I live near the beach and like to surf...although it's been a while as it's tough to paddle out with my shoulder injury.   I've took up surf kayaking last year.  It's a lot easier to paddle out to the action zone and catch a wave.  



			
				Bob Weir said:
			
		

> "Playing, like a wave upon the sand"


----------



## Hawkshot99 (Sep 8, 2007)

I do alot of Surf Kayaking in the summer time.


----------



## ckofer (Sep 8, 2007)

I own a couple old windsurfers and am getting better. I can see how this can become as addicting as skiing. I have had modest success with real surfing.

None of the following vids feature me:




I'd like to try this


----------



## twinplanx (Sep 8, 2007)

<--- Surfer... Alot of people think I must snowboard because I surf but I'm a skier.  And like Maine LI's best surf comes in the fall. Matter of fact I'm keeping an eye on this storm near Hatteras hopefully we'll have some swell soon. Dry suits are generally considered to bulky so a good thick(5mm) wetsuit w/ a hood + gloves and booties gets me thru the winter when I can not get up to the hills.


----------



## deadheadskier (Sep 8, 2007)

Actually the one thing I REALLY want to get into is Kite Surfing.  That looks intense, but I hear the gear is very expensive and I wonder where I might get instruction around here.


----------



## Marc (Sep 8, 2007)

A decent traction kite, bridles and harness will run about $800 from what I've seen.  What's cool about that is that you can then do it on the snow.

The only surfing I do is surfing down waves in sailboats.  Kinda like these guys, except not nearly as good:


----------



## deadheadskier (Sep 8, 2007)

* What to do *
1. In the surfing thread, why did the writer of the opening post take up surf kayaking?
2. Turn the surfing thread's paragraph beginning "<--- Surfer... Alot of people think" into a short bulleted list that keeps its main facts.
3. List every distinct username that appears in a dated post heading in the surfing thread.

* Given data *

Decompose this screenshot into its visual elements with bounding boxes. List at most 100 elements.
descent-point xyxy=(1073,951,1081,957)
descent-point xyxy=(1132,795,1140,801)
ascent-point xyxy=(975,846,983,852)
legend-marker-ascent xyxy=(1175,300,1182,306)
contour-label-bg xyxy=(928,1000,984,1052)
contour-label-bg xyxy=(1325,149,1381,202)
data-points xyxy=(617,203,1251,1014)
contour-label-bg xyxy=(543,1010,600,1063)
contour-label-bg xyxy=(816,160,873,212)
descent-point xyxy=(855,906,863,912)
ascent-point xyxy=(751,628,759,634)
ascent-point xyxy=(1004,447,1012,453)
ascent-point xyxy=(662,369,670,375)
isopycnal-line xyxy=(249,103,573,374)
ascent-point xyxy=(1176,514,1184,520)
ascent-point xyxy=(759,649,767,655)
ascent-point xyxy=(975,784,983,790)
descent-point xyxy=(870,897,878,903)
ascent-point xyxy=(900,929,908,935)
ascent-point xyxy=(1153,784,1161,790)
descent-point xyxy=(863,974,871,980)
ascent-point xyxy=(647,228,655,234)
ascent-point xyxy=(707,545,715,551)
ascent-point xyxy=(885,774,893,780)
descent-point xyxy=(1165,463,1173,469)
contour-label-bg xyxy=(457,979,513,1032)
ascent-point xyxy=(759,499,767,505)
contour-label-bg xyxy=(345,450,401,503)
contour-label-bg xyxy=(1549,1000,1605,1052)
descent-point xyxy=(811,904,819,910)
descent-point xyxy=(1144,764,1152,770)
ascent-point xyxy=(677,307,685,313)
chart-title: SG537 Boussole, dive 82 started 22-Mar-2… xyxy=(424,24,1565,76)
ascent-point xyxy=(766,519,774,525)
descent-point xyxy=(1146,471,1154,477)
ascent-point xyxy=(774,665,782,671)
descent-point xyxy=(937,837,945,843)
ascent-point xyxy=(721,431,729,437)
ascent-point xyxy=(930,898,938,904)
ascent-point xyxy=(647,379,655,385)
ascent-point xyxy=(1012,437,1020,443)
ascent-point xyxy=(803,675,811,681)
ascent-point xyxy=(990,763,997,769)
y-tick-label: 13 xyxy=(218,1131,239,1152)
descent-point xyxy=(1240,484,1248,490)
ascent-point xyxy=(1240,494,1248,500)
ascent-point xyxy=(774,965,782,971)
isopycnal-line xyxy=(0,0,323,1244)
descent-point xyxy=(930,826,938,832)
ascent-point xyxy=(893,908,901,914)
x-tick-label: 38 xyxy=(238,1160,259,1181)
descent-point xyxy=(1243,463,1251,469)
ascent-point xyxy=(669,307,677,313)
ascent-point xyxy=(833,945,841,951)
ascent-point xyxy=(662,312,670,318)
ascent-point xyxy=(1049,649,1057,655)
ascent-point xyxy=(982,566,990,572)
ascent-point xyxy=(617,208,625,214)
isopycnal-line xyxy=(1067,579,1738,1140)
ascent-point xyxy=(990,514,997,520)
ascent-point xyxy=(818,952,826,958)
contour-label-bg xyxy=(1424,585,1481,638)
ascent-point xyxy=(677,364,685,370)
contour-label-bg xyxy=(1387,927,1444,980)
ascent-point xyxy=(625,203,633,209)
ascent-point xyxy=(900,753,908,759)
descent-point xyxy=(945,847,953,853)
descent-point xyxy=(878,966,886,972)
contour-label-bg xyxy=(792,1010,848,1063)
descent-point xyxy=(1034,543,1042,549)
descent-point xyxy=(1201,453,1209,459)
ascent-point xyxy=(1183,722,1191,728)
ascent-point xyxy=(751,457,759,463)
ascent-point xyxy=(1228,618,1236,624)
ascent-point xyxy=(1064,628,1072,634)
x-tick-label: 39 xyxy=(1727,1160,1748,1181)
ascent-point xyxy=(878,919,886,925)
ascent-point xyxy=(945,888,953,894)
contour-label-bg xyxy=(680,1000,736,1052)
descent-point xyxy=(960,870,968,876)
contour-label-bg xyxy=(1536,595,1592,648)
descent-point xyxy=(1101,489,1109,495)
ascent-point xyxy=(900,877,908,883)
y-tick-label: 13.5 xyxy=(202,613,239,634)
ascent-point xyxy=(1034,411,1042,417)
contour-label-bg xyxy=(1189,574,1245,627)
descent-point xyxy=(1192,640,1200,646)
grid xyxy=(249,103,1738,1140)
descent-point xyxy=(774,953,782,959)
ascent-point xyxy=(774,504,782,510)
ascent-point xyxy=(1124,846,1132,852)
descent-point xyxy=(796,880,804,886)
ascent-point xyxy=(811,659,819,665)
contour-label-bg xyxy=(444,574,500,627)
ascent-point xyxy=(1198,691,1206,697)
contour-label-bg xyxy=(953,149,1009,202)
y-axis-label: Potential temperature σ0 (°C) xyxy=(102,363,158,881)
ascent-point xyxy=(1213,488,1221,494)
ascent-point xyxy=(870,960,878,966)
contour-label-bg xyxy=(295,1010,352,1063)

* Responses to the exercise *
1. A shoulder injury makes it hard for the writer to paddle out on a surfboard. A surf kayak makes it much easier to paddle out to the action zone and catch a wave.

2.
- The writer surfs and skis but does not snowboard, though many people assume otherwise.
- As in Maine, LI's best surf comes in the fall.
- The writer is watching a storm near Hatteras, hoping it brings swell.
- Dry suits are generally considered too bulky.
- In winter, a thick 5mm wetsuit with a hood, gloves, and booties is enough when the writer can't get up to the hills.

3. Hawkshot99, ckofer, twinplanx, deadheadskier, Marc